(Annotated region listings)
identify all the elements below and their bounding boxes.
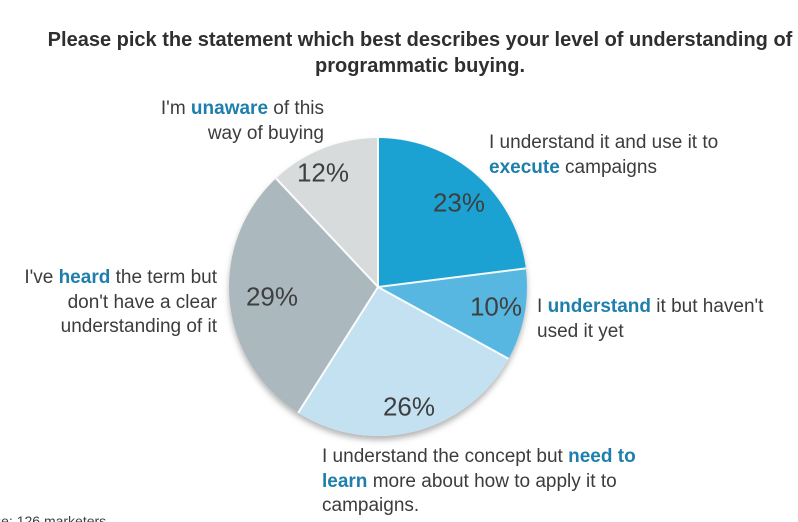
- slice-value-label-unaware: 12%: [296, 157, 350, 188]
- slice-divider-line: [377, 138, 379, 287]
- slice-value-label-understand: 10%: [469, 291, 523, 322]
- slice-callout-understand: I understand it but haven't used it yet: [537, 296, 764, 342]
- chart-title: Please pick the statement which best des…: [47, 29, 793, 77]
- slice-callout-heard: I've heard the term but don't have a cle…: [24, 267, 217, 338]
- slice-callout-execute: I understand it and use it to execute ca…: [489, 132, 719, 178]
- slice-value-label-learn: 26%: [382, 391, 436, 422]
- slice-value-label-execute: 23%: [432, 187, 486, 218]
- slice-callout-unaware: I'm unaware of this way of buying: [160, 98, 324, 144]
- slice-callout-learn: I understand the concept but need to lea…: [322, 446, 636, 517]
- slice-value-label-heard: 29%: [245, 281, 299, 312]
- base-note: Base: 126 marketers: [0, 513, 107, 522]
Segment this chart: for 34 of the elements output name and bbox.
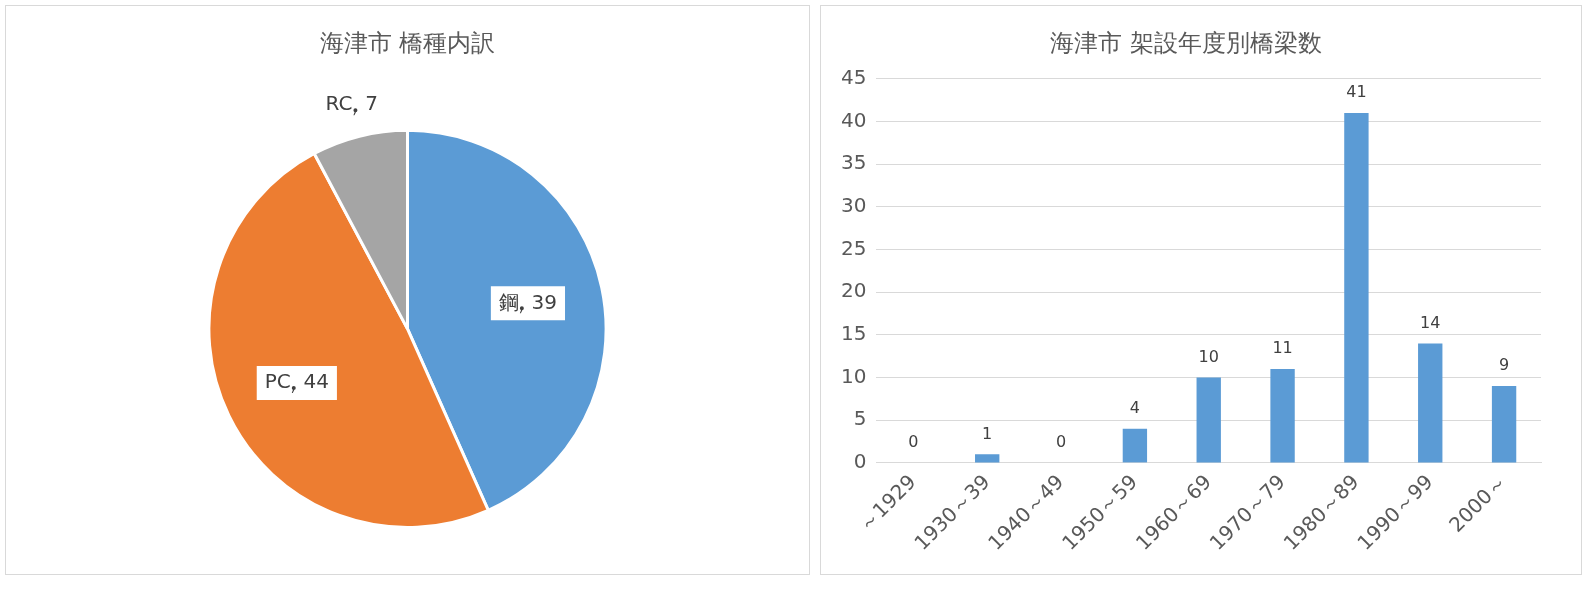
slice-label: RC bbox=[325, 91, 353, 116]
bar bbox=[1196, 377, 1221, 463]
y-tick-label: 15 bbox=[841, 321, 867, 346]
bar bbox=[1122, 428, 1148, 463]
data-label: 44 bbox=[303, 369, 329, 394]
data-label: 0 bbox=[908, 432, 919, 452]
y-tick-label: 30 bbox=[841, 193, 867, 218]
slice-label: PC bbox=[264, 369, 291, 394]
data-label: 9 bbox=[1498, 355, 1510, 375]
data-label: 4 bbox=[1129, 397, 1140, 417]
y-tick-label: 35 bbox=[841, 150, 867, 175]
chart-title: 海津市 架設年度別橋梁数 bbox=[1050, 28, 1322, 57]
bar bbox=[1491, 386, 1517, 463]
data-label: 7 bbox=[365, 91, 378, 116]
data-label: 41 bbox=[1346, 82, 1367, 102]
y-tick-label: 20 bbox=[841, 278, 867, 303]
data-label: 14 bbox=[1420, 312, 1441, 332]
data-label: 1 bbox=[982, 423, 993, 443]
slice-label: 鋼 bbox=[498, 289, 519, 314]
y-tick-label: 45 bbox=[841, 65, 867, 89]
y-tick-label: 0 bbox=[853, 449, 867, 474]
data-label: 0 bbox=[1055, 432, 1067, 452]
y-tick-label: 5 bbox=[853, 406, 867, 431]
bar bbox=[1344, 112, 1369, 463]
bar bbox=[1270, 369, 1295, 463]
data-label: 39 bbox=[531, 289, 558, 314]
bar bbox=[1418, 343, 1443, 463]
y-tick-label: 40 bbox=[841, 107, 867, 132]
y-tick-label: 10 bbox=[841, 363, 867, 388]
chart-title: 海津市 橋種内訳 bbox=[319, 28, 496, 57]
y-tick-label: 25 bbox=[841, 235, 867, 260]
bar bbox=[975, 454, 1000, 463]
data-label: 11 bbox=[1272, 338, 1293, 358]
data-label: 10 bbox=[1198, 346, 1219, 366]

# DO THIS
Rewrite all of the records above with "elements" switched to "items" and every other part kept the same. Omit the pictures from your answer.

# EXERCISE SOLUTION
identify all the items below and their bounding boxes.
- slice-value-label-unaware: 12%: [296, 157, 350, 188]
- slice-divider-line: [377, 138, 379, 287]
- slice-value-label-understand: 10%: [469, 291, 523, 322]
- slice-callout-understand: I understand it but haven't used it yet: [537, 296, 764, 342]
- chart-title: Please pick the statement which best des…: [47, 29, 793, 77]
- slice-callout-heard: I've heard the term but don't have a cle…: [24, 267, 217, 338]
- slice-callout-execute: I understand it and use it to execute ca…: [489, 132, 719, 178]
- slice-value-label-learn: 26%: [382, 391, 436, 422]
- slice-value-label-execute: 23%: [432, 187, 486, 218]
- slice-callout-unaware: I'm unaware of this way of buying: [160, 98, 324, 144]
- slice-callout-learn: I understand the concept but need to lea…: [322, 446, 636, 517]
- slice-value-label-heard: 29%: [245, 281, 299, 312]
- base-note: Base: 126 marketers: [0, 513, 107, 522]
Segment this chart: for 34 of the items output name and bbox.
slice-label: RC bbox=[325, 91, 353, 116]
bar bbox=[1196, 377, 1221, 463]
y-tick-label: 15 bbox=[841, 321, 867, 346]
bar bbox=[1122, 428, 1148, 463]
data-label: 44 bbox=[303, 369, 329, 394]
data-label: 0 bbox=[908, 432, 919, 452]
y-tick-label: 30 bbox=[841, 193, 867, 218]
slice-label: PC bbox=[264, 369, 291, 394]
data-label: 9 bbox=[1498, 355, 1510, 375]
data-label: 4 bbox=[1129, 397, 1140, 417]
y-tick-label: 35 bbox=[841, 150, 867, 175]
chart-title: 海津市 架設年度別橋梁数 bbox=[1050, 28, 1322, 57]
bar bbox=[1491, 386, 1517, 463]
data-label: 7 bbox=[365, 91, 378, 116]
data-label: 41 bbox=[1346, 82, 1367, 102]
y-tick-label: 20 bbox=[841, 278, 867, 303]
data-label: 14 bbox=[1420, 312, 1441, 332]
data-label: 1 bbox=[982, 423, 993, 443]
slice-label: 鋼 bbox=[498, 289, 519, 314]
y-tick-label: 45 bbox=[841, 65, 867, 89]
y-tick-label: 0 bbox=[853, 449, 867, 474]
data-label: 0 bbox=[1055, 432, 1067, 452]
y-tick-label: 5 bbox=[853, 406, 867, 431]
bar bbox=[1344, 112, 1369, 463]
bar bbox=[1270, 369, 1295, 463]
data-label: 39 bbox=[531, 289, 558, 314]
bar bbox=[1418, 343, 1443, 463]
y-tick-label: 40 bbox=[841, 107, 867, 132]
y-tick-label: 10 bbox=[841, 363, 867, 388]
chart-title: 海津市 橋種内訳 bbox=[319, 28, 496, 57]
y-tick-label: 25 bbox=[841, 235, 867, 260]
bar bbox=[975, 454, 1000, 463]
data-label: 11 bbox=[1272, 338, 1293, 358]
data-label: 10 bbox=[1198, 346, 1219, 366]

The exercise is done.